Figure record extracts
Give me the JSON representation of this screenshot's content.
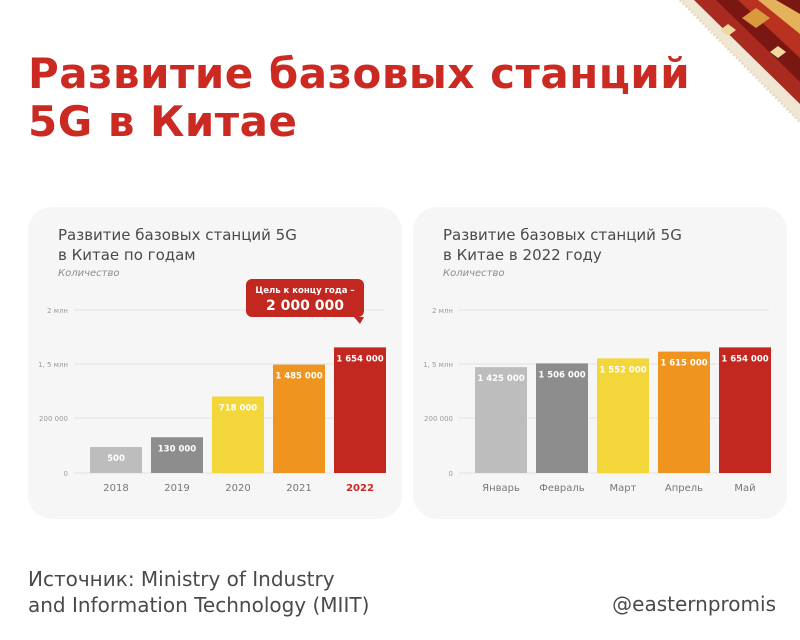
{
  "headline": {
    "line1": "Развитие базовых станций",
    "line2": "5G в Китае"
  },
  "colors": {
    "title_red": "#cb2a22",
    "bar_grey_light": "#bdbdbd",
    "bar_grey_dark": "#8d8d8d",
    "bar_yellow": "#f2d63a",
    "bar_orange": "#ef951f",
    "bar_red": "#c2281f",
    "card_bg": "#f6f6f6"
  },
  "chart_data": [
    {
      "type": "bar",
      "title_line1": "Развитие базовых станций 5G",
      "title_line2": "в Китае по годам",
      "unit_label": "Количество",
      "categories": [
        "2018",
        "2019",
        "2020",
        "2021",
        "2022"
      ],
      "values": [
        500,
        130000,
        718000,
        1485000,
        1654000
      ],
      "value_labels": [
        "500",
        "130 000",
        "718 000",
        "1 485 000",
        "1 654 000"
      ],
      "y_ticks": [
        "0",
        "200 000",
        "1, 5 млн",
        "2 млн"
      ],
      "highlight_category": "2022",
      "callout_line1": "Цель к концу года –",
      "callout_line2": "2 000 000",
      "grid": true,
      "legend": "none"
    },
    {
      "type": "bar",
      "title_line1": "Развитие базовых станций 5G",
      "title_line2": "в Китае в 2022 году",
      "unit_label": "Количество",
      "categories": [
        "Январь",
        "Февраль",
        "Март",
        "Апрель",
        "Май"
      ],
      "values": [
        1425000,
        1506000,
        1552000,
        1615000,
        1654000
      ],
      "value_labels": [
        "1 425 000",
        "1 506 000",
        "1 552 000",
        "1 615 000",
        "1 654 000"
      ],
      "y_ticks": [
        "0",
        "200 000",
        "1, 5 млн",
        "2 млн"
      ],
      "grid": true,
      "legend": "none"
    }
  ],
  "footer": {
    "source_line1": "Источник: Ministry of Industry",
    "source_line2": "and Information Technology (MIIT)",
    "handle": "@easternpromis"
  }
}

SHORT PROBLEM
Retype the records exactly. Any image in them should not appear in what you write.

RESPONSE BELOW
Give me the JSON representation of this screenshot's content.
{
  "headline": {
    "line1": "Развитие базовых станций",
    "line2": "5G в Китае"
  },
  "colors": {
    "title_red": "#cb2a22",
    "bar_grey_light": "#bdbdbd",
    "bar_grey_dark": "#8d8d8d",
    "bar_yellow": "#f2d63a",
    "bar_orange": "#ef951f",
    "bar_red": "#c2281f",
    "card_bg": "#f6f6f6"
  },
  "chart_data": [
    {
      "type": "bar",
      "title_line1": "Развитие базовых станций 5G",
      "title_line2": "в Китае по годам",
      "unit_label": "Количество",
      "categories": [
        "2018",
        "2019",
        "2020",
        "2021",
        "2022"
      ],
      "values": [
        500,
        130000,
        718000,
        1485000,
        1654000
      ],
      "value_labels": [
        "500",
        "130 000",
        "718 000",
        "1 485 000",
        "1 654 000"
      ],
      "y_ticks": [
        "0",
        "200 000",
        "1, 5 млн",
        "2 млн"
      ],
      "highlight_category": "2022",
      "callout_line1": "Цель к концу года –",
      "callout_line2": "2 000 000",
      "grid": true,
      "legend": "none"
    },
    {
      "type": "bar",
      "title_line1": "Развитие базовых станций 5G",
      "title_line2": "в Китае в 2022 году",
      "unit_label": "Количество",
      "categories": [
        "Январь",
        "Февраль",
        "Март",
        "Апрель",
        "Май"
      ],
      "values": [
        1425000,
        1506000,
        1552000,
        1615000,
        1654000
      ],
      "value_labels": [
        "1 425 000",
        "1 506 000",
        "1 552 000",
        "1 615 000",
        "1 654 000"
      ],
      "y_ticks": [
        "0",
        "200 000",
        "1, 5 млн",
        "2 млн"
      ],
      "grid": true,
      "legend": "none"
    }
  ],
  "footer": {
    "source_line1": "Источник: Ministry of Industry",
    "source_line2": "and Information Technology (MIIT)",
    "handle": "@easternpromis"
  }
}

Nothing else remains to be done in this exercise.